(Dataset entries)
# # # # # # #

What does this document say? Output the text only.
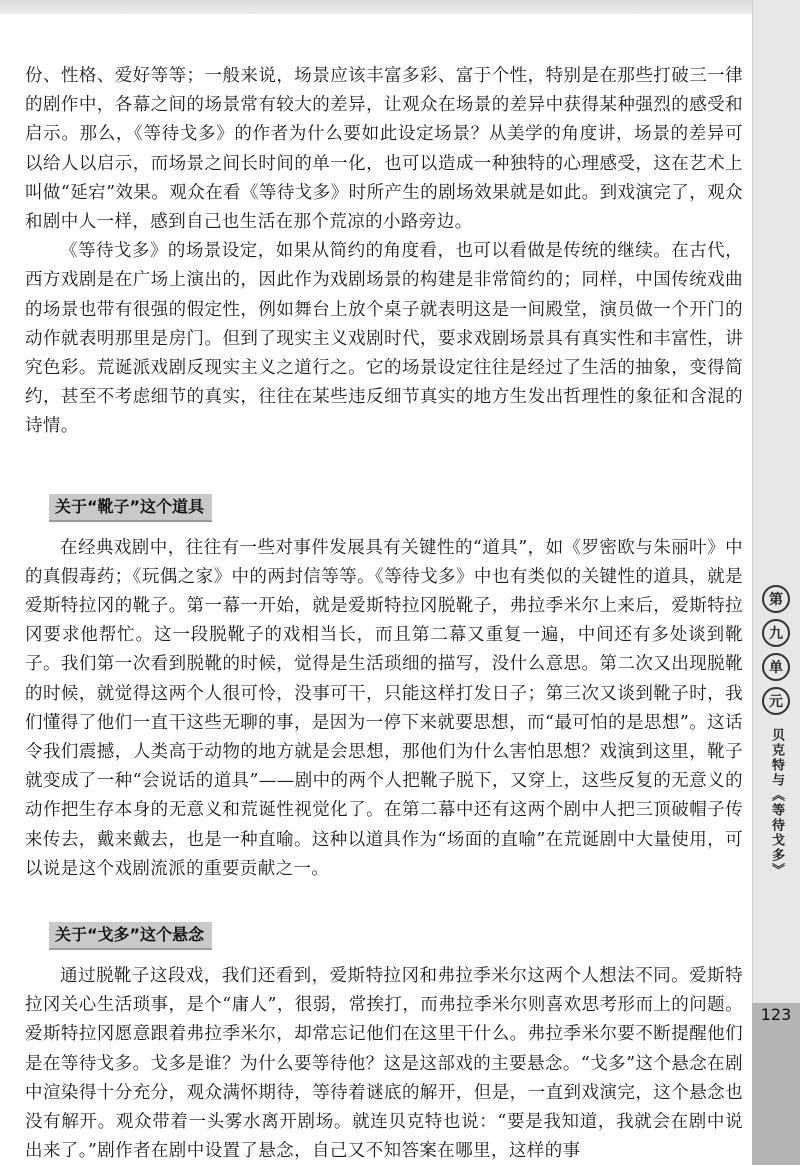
份、性格、爱好等等；一般来说，场景应该丰富多彩、富于个性，特别是在那些打破三一律的剧作中，各幕之间的场景常有较大的差异，让观众在场景的差异中获得某种强烈的感受和启示。那么，《等待戈多》的作者为什么要如此设定场景？从美学的角度讲，场景的差异可以给人以启示，而场景之间长时间的单一化，也可以造成一种独特的心理感受，这在艺术上叫做“延宕”效果。观众在看《等待戈多》时所产生的剧场效果就是如此。到戏演完了，观众和剧中人一样，感到自己也生活在那个荒凉的小路旁边。

《等待戈多》的场景设定，如果从简约的角度看，也可以看做是传统的继续。在古代，西方戏剧是在广场上演出的，因此作为戏剧场景的构建是非常简约的；同样，中国传统戏曲的场景也带有很强的假定性，例如舞台上放个桌子就表明这是一间殿堂，演员做一个开门的动作就表明那里是房门。但到了现实主义戏剧时代，要求戏剧场景具有真实性和丰富性，讲究色彩。荒诞派戏剧反现实主义之道行之。它的场景设定往往是经过了生活的抽象，变得简约，甚至不考虑细节的真实，往往在某些违反细节真实的地方生发出哲理性的象征和含混的诗情。

关于“靴子”这个道具

在经典戏剧中，往往有一些对事件发展具有关键性的“道具”，如《罗密欧与朱丽叶》中的真假毒药；《玩偶之家》中的两封信等等。《等待戈多》中也有类似的关键性的道具，就是爱斯特拉冈的靴子。第一幕一开始，就是爱斯特拉冈脱靴子，弗拉季米尔上来后，爱斯特拉冈要求他帮忙。这一段脱靴子的戏相当长，而且第二幕又重复一遍，中间还有多处谈到靴子。我们第一次看到脱靴的时候，觉得是生活琐细的描写，没什么意思。第二次又出现脱靴的时候，就觉得这两个人很可怜，没事可干，只能这样打发日子；第三次又谈到靴子时，我们懂得了他们一直干这些无聊的事，是因为一停下来就要思想，而“最可怕的是思想”。这话令我们震撼，人类高于动物的地方就是会思想，那他们为什么害怕思想？戏演到这里，靴子就变成了一种“会说话的道具”——剧中的两个人把靴子脱下，又穿上，这些反复的无意义的动作把生存本身的无意义和荒诞性视觉化了。在第二幕中还有这两个剧中人把三顶破帽子传来传去，戴来戴去，也是一种直喻。这种以道具作为“场面的直喻”在荒诞剧中大量使用，可以说是这个戏剧流派的重要贡献之一。

关于“戈多”这个悬念

通过脱靴子这段戏，我们还看到，爱斯特拉冈和弗拉季米尔这两个人想法不同。爱斯特拉冈关心生活琐事，是个“庸人”，很弱，常挨打，而弗拉季米尔则喜欢思考形而上的问题。爱斯特拉冈愿意跟着弗拉季米尔，却常忘记他们在这里干什么。弗拉季米尔要不断提醒他们是在等待戈多。戈多是谁？为什么要等待他？这是这部戏的主要悬念。“戈多”这个悬念在剧中渲染得十分充分，观众满怀期待，等待着谜底的解开，但是，一直到戏演完，这个悬念也没有解开。观众带着一头雾水离开剧场。就连贝克特也说：“要是我知道，我就会在剧中说出来了。”剧作者在剧中设置了悬念，自己又不知答案在哪里，这样的事

第
九
单
元
贝克特与《等待戈多》
123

# # # # # # #

### DIRECTION
Transcribe every entry above exactly. Omit all pictures.

### WRITTEN ANSWER
What does this document say? Output the text only.
份、性格、爱好等等；一般来说，场景应该丰富多彩、富于个性，特别是在那些打破三一律的剧作中，各幕之间的场景常有较大的差异，让观众在场景的差异中获得某种强烈的感受和启示。那么，《等待戈多》的作者为什么要如此设定场景？从美学的角度讲，场景的差异可以给人以启示，而场景之间长时间的单一化，也可以造成一种独特的心理感受，这在艺术上叫做“延宕”效果。观众在看《等待戈多》时所产生的剧场效果就是如此。到戏演完了，观众和剧中人一样，感到自己也生活在那个荒凉的小路旁边。

《等待戈多》的场景设定，如果从简约的角度看，也可以看做是传统的继续。在古代，西方戏剧是在广场上演出的，因此作为戏剧场景的构建是非常简约的；同样，中国传统戏曲的场景也带有很强的假定性，例如舞台上放个桌子就表明这是一间殿堂，演员做一个开门的动作就表明那里是房门。但到了现实主义戏剧时代，要求戏剧场景具有真实性和丰富性，讲究色彩。荒诞派戏剧反现实主义之道行之。它的场景设定往往是经过了生活的抽象，变得简约，甚至不考虑细节的真实，往往在某些违反细节真实的地方生发出哲理性的象征和含混的诗情。

关于“靴子”这个道具

在经典戏剧中，往往有一些对事件发展具有关键性的“道具”，如《罗密欧与朱丽叶》中的真假毒药；《玩偶之家》中的两封信等等。《等待戈多》中也有类似的关键性的道具，就是爱斯特拉冈的靴子。第一幕一开始，就是爱斯特拉冈脱靴子，弗拉季米尔上来后，爱斯特拉冈要求他帮忙。这一段脱靴子的戏相当长，而且第二幕又重复一遍，中间还有多处谈到靴子。我们第一次看到脱靴的时候，觉得是生活琐细的描写，没什么意思。第二次又出现脱靴的时候，就觉得这两个人很可怜，没事可干，只能这样打发日子；第三次又谈到靴子时，我们懂得了他们一直干这些无聊的事，是因为一停下来就要思想，而“最可怕的是思想”。这话令我们震撼，人类高于动物的地方就是会思想，那他们为什么害怕思想？戏演到这里，靴子就变成了一种“会说话的道具”——剧中的两个人把靴子脱下，又穿上，这些反复的无意义的动作把生存本身的无意义和荒诞性视觉化了。在第二幕中还有这两个剧中人把三顶破帽子传来传去，戴来戴去，也是一种直喻。这种以道具作为“场面的直喻”在荒诞剧中大量使用，可以说是这个戏剧流派的重要贡献之一。

关于“戈多”这个悬念

通过脱靴子这段戏，我们还看到，爱斯特拉冈和弗拉季米尔这两个人想法不同。爱斯特拉冈关心生活琐事，是个“庸人”，很弱，常挨打，而弗拉季米尔则喜欢思考形而上的问题。爱斯特拉冈愿意跟着弗拉季米尔，却常忘记他们在这里干什么。弗拉季米尔要不断提醒他们是在等待戈多。戈多是谁？为什么要等待他？这是这部戏的主要悬念。“戈多”这个悬念在剧中渲染得十分充分，观众满怀期待，等待着谜底的解开，但是，一直到戏演完，这个悬念也没有解开。观众带着一头雾水离开剧场。就连贝克特也说：“要是我知道，我就会在剧中说出来了。”剧作者在剧中设置了悬念，自己又不知答案在哪里，这样的事

第
九
单
元
贝克特与《等待戈多》
123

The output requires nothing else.